**Task to complete**:
Look for "kleinen" in every line of the listing. Copy the lines that have it.

· · ·

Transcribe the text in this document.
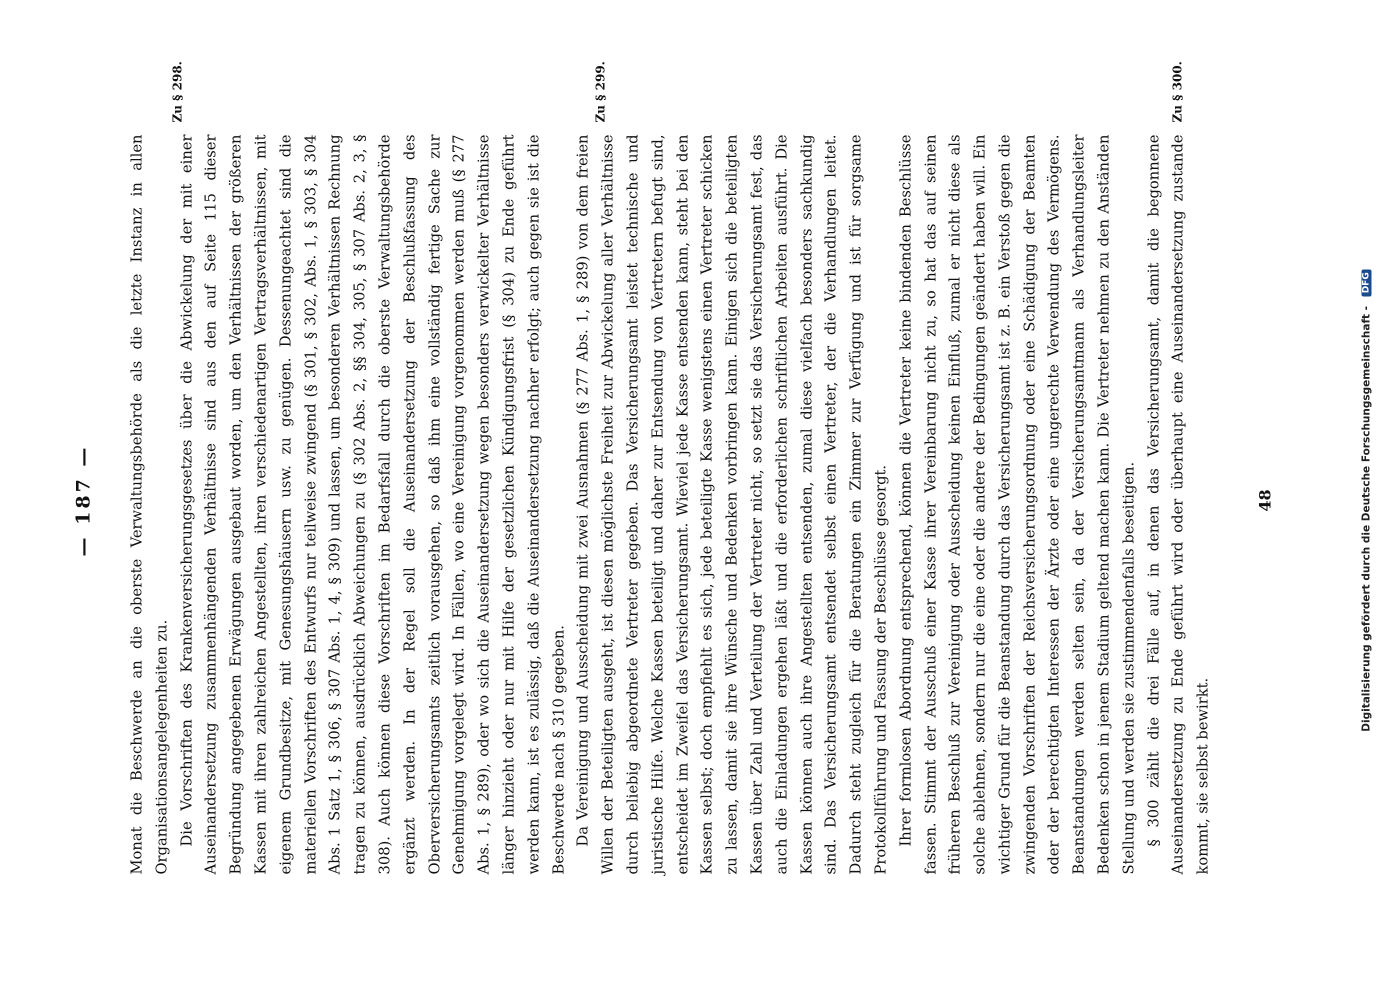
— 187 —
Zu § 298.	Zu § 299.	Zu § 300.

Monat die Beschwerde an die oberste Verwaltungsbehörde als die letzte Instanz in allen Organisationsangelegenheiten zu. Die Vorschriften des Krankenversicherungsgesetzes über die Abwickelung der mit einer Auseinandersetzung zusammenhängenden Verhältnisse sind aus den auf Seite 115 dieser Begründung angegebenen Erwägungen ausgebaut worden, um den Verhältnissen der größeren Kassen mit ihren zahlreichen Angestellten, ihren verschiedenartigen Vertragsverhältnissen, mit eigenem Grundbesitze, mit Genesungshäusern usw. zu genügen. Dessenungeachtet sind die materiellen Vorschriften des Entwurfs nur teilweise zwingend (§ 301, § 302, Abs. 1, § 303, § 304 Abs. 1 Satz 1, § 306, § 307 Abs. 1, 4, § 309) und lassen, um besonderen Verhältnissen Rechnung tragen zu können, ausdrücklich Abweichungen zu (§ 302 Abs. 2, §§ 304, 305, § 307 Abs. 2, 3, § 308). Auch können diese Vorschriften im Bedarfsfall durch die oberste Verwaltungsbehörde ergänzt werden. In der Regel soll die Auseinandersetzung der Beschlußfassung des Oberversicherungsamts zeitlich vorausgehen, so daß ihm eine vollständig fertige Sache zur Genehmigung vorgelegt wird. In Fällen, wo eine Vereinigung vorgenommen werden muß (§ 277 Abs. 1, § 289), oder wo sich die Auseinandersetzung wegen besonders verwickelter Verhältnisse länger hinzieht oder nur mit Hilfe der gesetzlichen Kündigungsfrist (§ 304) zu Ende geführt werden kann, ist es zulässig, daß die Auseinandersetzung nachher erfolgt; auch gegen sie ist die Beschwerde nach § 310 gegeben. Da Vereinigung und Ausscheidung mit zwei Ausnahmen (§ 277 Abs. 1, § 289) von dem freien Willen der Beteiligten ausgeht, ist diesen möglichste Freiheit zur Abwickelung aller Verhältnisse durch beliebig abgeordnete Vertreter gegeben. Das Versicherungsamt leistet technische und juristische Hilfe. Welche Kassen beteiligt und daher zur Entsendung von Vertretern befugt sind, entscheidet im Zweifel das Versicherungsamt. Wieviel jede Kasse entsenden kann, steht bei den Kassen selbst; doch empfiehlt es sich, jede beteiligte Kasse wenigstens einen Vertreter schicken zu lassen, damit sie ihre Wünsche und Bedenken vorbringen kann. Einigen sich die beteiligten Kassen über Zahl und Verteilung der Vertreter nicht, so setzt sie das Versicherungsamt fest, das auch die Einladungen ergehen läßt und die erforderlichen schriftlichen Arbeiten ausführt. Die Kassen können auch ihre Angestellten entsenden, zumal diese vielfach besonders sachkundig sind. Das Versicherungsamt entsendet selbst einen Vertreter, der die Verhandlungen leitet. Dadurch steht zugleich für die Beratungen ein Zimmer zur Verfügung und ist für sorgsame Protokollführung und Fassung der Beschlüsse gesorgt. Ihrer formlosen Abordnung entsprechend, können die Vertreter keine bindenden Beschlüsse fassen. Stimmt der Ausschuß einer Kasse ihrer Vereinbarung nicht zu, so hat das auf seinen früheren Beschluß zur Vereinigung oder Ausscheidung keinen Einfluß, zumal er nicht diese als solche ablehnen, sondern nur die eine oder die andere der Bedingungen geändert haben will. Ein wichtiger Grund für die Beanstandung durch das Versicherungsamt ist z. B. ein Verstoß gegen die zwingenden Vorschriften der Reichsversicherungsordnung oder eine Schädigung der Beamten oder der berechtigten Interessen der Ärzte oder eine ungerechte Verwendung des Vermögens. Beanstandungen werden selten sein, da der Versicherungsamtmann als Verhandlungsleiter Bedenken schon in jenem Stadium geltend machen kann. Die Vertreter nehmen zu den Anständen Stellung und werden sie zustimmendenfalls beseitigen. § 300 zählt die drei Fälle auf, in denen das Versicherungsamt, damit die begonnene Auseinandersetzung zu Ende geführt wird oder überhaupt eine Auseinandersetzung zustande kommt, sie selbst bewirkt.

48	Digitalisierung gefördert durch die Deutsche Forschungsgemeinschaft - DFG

· · ·

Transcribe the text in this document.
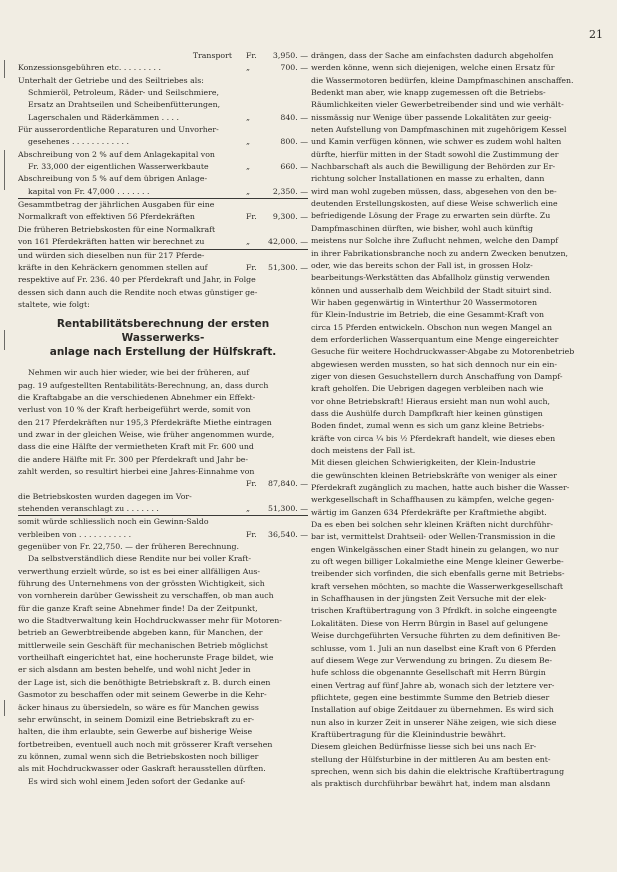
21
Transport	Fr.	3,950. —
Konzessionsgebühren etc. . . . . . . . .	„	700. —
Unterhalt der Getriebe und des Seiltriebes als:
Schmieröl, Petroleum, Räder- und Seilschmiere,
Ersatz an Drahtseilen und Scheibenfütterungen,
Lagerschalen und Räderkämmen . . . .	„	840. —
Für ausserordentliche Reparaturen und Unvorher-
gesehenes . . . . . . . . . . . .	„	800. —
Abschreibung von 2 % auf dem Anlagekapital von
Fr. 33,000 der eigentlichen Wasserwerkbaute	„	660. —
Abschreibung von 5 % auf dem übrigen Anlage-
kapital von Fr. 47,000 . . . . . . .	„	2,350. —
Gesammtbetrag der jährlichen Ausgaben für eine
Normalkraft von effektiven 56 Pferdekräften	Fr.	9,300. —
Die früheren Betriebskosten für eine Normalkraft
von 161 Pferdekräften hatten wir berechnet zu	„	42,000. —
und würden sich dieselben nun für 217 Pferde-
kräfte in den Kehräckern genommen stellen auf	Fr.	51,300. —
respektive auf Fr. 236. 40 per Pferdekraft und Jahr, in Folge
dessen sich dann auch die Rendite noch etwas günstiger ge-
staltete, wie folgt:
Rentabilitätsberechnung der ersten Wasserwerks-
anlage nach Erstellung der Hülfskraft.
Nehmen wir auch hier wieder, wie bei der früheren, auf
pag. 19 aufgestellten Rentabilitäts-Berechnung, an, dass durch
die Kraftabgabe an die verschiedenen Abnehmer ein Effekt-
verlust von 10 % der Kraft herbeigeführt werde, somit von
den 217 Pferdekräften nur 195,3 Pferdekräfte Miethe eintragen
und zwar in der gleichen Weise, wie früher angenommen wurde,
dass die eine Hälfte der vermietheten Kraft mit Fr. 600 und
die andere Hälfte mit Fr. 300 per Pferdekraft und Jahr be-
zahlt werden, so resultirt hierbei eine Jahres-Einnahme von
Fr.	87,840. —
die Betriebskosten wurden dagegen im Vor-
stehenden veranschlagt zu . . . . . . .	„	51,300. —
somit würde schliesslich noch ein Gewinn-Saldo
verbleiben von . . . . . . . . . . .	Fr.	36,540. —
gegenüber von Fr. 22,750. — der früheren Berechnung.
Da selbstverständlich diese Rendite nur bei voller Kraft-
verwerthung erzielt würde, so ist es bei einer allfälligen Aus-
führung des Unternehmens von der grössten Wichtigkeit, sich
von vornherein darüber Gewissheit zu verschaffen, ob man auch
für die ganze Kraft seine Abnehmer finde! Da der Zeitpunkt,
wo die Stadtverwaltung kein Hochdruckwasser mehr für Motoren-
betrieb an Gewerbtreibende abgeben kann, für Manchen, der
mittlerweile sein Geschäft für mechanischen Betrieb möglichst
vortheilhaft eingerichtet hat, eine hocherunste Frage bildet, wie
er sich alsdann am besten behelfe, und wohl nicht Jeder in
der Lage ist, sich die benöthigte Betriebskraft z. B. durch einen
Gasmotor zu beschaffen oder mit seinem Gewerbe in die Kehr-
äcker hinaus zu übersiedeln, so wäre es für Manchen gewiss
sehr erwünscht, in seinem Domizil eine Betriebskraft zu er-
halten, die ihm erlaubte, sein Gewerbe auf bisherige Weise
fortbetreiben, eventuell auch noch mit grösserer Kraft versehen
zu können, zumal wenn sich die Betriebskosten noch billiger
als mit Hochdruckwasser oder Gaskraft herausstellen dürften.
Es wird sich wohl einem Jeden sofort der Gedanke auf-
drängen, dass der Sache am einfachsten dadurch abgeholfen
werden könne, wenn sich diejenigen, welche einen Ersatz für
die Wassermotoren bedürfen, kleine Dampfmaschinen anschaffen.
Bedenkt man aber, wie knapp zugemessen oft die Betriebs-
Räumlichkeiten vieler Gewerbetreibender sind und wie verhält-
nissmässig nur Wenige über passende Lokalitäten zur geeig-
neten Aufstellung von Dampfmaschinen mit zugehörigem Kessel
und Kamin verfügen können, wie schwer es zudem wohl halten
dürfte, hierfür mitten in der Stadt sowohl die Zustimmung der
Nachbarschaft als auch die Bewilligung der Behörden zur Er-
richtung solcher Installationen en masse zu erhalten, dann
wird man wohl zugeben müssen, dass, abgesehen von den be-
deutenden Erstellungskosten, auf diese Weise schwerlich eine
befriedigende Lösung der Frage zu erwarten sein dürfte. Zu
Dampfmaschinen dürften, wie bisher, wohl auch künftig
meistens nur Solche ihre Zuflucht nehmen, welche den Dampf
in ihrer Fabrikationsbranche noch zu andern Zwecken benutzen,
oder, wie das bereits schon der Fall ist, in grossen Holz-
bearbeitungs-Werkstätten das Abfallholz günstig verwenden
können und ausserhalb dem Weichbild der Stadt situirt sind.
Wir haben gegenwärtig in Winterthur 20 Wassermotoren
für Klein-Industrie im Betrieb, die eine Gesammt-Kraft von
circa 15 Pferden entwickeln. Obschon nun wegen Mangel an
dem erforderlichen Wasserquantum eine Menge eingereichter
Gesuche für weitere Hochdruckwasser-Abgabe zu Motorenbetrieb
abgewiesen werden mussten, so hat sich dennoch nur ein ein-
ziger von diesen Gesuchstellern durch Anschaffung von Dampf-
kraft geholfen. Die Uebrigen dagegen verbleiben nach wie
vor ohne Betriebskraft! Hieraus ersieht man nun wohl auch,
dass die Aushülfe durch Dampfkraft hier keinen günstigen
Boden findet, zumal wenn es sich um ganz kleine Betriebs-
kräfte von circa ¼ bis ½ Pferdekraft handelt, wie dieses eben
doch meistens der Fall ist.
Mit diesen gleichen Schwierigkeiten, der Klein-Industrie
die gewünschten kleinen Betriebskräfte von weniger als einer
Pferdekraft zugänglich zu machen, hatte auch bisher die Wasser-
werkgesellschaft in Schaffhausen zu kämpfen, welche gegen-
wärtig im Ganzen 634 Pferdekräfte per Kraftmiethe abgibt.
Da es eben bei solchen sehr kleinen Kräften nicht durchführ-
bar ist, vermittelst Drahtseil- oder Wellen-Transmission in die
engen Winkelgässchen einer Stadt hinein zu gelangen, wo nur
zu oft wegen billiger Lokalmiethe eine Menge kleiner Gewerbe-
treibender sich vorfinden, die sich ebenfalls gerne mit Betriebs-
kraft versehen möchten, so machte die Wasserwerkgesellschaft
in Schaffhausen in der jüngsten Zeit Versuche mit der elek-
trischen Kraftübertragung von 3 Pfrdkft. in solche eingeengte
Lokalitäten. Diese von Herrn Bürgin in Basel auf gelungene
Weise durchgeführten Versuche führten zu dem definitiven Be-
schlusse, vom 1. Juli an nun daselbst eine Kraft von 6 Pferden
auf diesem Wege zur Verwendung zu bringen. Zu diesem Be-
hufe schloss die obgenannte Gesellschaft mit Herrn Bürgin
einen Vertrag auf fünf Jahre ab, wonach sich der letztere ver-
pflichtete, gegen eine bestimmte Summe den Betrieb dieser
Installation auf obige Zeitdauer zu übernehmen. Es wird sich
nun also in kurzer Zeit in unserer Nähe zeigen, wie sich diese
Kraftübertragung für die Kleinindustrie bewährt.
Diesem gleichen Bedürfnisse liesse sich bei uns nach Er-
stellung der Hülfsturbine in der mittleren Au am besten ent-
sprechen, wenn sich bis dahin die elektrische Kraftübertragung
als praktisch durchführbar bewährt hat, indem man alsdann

· · ·

**Task answer**:
die gewünschten kleinen Betriebskräfte von weniger als einer
Da es eben bei solchen sehr kleinen Kräften nicht durchführ-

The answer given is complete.